= What to produce =
Scan the records for the word "жилого". Copy each line that includes it.

= Data for processing =
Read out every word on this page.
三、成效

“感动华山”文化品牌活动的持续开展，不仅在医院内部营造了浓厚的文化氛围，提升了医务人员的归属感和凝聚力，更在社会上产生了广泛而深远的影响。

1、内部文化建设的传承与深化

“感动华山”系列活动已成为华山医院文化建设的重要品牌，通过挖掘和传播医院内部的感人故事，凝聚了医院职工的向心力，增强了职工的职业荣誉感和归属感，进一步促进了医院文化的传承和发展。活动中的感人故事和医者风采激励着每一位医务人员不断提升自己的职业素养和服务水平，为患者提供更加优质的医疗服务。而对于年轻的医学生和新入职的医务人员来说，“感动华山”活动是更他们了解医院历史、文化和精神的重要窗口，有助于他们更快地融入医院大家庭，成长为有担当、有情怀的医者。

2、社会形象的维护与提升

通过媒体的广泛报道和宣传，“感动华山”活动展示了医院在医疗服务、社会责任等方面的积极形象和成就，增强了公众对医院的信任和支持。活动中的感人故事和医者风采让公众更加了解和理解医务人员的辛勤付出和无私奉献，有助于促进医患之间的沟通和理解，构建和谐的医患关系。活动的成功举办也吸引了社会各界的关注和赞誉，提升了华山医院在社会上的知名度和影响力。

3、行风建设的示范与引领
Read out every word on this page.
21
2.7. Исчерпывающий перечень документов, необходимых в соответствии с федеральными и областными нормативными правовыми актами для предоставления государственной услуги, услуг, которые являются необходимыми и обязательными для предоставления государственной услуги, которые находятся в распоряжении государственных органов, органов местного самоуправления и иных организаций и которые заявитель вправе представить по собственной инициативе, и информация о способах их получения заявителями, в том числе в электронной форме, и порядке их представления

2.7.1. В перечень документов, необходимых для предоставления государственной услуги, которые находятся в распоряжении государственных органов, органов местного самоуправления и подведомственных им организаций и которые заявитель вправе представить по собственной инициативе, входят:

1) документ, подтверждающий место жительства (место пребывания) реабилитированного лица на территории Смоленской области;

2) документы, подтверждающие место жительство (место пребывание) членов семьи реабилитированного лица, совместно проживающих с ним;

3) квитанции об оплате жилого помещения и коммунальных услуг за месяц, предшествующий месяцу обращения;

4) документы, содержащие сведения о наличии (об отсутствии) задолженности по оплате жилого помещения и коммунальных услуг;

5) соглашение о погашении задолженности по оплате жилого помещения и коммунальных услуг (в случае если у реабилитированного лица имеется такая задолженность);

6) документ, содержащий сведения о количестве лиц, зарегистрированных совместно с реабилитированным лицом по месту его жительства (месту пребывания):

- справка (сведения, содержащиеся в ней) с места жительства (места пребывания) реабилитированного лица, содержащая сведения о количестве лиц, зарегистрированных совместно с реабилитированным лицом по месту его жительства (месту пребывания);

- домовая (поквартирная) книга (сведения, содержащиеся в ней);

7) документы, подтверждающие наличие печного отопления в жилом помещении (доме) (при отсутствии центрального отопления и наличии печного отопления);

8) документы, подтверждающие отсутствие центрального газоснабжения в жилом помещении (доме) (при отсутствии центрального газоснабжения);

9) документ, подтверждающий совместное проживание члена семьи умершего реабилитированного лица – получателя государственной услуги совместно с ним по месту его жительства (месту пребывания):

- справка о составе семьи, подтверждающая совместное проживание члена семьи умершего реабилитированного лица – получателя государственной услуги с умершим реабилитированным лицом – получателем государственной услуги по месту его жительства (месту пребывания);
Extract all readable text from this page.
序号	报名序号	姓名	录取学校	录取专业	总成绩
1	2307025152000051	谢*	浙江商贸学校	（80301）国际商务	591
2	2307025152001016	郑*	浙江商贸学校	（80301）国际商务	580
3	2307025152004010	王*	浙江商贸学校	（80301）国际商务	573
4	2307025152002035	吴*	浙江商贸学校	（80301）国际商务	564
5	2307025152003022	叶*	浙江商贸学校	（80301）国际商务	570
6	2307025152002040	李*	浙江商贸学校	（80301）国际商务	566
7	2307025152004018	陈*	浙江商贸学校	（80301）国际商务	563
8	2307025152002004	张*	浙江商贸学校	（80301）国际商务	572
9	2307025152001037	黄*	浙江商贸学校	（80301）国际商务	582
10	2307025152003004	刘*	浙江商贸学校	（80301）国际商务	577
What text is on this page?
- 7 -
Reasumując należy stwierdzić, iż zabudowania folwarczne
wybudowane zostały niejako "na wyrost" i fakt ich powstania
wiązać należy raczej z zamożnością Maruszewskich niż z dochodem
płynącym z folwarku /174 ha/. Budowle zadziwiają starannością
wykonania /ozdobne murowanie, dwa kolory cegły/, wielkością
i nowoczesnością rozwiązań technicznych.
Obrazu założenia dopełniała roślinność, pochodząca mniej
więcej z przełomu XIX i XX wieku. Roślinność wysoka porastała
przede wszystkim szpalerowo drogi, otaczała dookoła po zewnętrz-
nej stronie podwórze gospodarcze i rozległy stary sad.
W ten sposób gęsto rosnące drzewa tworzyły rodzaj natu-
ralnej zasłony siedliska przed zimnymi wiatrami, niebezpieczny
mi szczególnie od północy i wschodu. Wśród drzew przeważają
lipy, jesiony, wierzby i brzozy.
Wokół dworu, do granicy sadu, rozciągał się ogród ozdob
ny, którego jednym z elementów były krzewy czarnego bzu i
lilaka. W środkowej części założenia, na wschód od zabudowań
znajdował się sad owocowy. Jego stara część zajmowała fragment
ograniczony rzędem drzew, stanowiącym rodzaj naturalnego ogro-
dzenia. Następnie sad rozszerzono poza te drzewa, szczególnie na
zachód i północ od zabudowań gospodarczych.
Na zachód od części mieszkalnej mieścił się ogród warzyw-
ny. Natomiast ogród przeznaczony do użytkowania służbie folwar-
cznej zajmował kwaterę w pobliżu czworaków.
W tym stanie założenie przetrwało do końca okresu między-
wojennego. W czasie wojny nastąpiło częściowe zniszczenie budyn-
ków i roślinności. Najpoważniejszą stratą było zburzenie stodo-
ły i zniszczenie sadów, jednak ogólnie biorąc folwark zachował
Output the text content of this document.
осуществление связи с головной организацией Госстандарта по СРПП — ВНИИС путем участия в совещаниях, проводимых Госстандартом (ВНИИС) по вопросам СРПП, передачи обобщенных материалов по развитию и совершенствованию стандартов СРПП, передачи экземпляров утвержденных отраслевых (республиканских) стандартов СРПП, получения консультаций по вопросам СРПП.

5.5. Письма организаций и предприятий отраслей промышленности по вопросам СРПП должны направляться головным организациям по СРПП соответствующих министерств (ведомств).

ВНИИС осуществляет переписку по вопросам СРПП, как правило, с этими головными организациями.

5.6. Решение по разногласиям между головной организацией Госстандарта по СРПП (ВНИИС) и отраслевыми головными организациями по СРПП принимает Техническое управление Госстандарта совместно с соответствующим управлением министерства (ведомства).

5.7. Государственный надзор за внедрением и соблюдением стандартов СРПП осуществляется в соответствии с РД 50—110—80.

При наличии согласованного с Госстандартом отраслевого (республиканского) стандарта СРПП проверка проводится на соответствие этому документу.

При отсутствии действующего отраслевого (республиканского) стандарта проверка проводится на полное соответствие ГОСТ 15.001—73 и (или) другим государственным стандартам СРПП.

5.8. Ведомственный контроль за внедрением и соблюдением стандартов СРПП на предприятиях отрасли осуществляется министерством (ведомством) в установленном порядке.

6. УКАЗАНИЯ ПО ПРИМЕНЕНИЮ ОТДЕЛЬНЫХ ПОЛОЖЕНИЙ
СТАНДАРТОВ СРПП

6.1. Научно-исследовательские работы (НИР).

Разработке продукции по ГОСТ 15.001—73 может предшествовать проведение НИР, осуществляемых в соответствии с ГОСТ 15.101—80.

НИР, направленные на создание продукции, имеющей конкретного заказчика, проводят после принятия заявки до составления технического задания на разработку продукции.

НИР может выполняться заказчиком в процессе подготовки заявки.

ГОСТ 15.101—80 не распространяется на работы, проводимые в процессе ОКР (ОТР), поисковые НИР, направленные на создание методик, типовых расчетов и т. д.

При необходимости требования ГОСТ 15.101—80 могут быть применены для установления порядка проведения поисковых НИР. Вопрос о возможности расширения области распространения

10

= Solution for this exercise =
3) квитанции об оплате жилого помещения и коммунальных услуг за месяц, предшествующий месяцу обращения;
4) документы, содержащие сведения о наличии (об отсутствии) задолженности по оплате жилого помещения и коммунальных услуг;
5) соглашение о погашении задолженности по оплате жилого помещения и коммунальных услуг (в случае если у реабилитированного лица имеется такая задолженность);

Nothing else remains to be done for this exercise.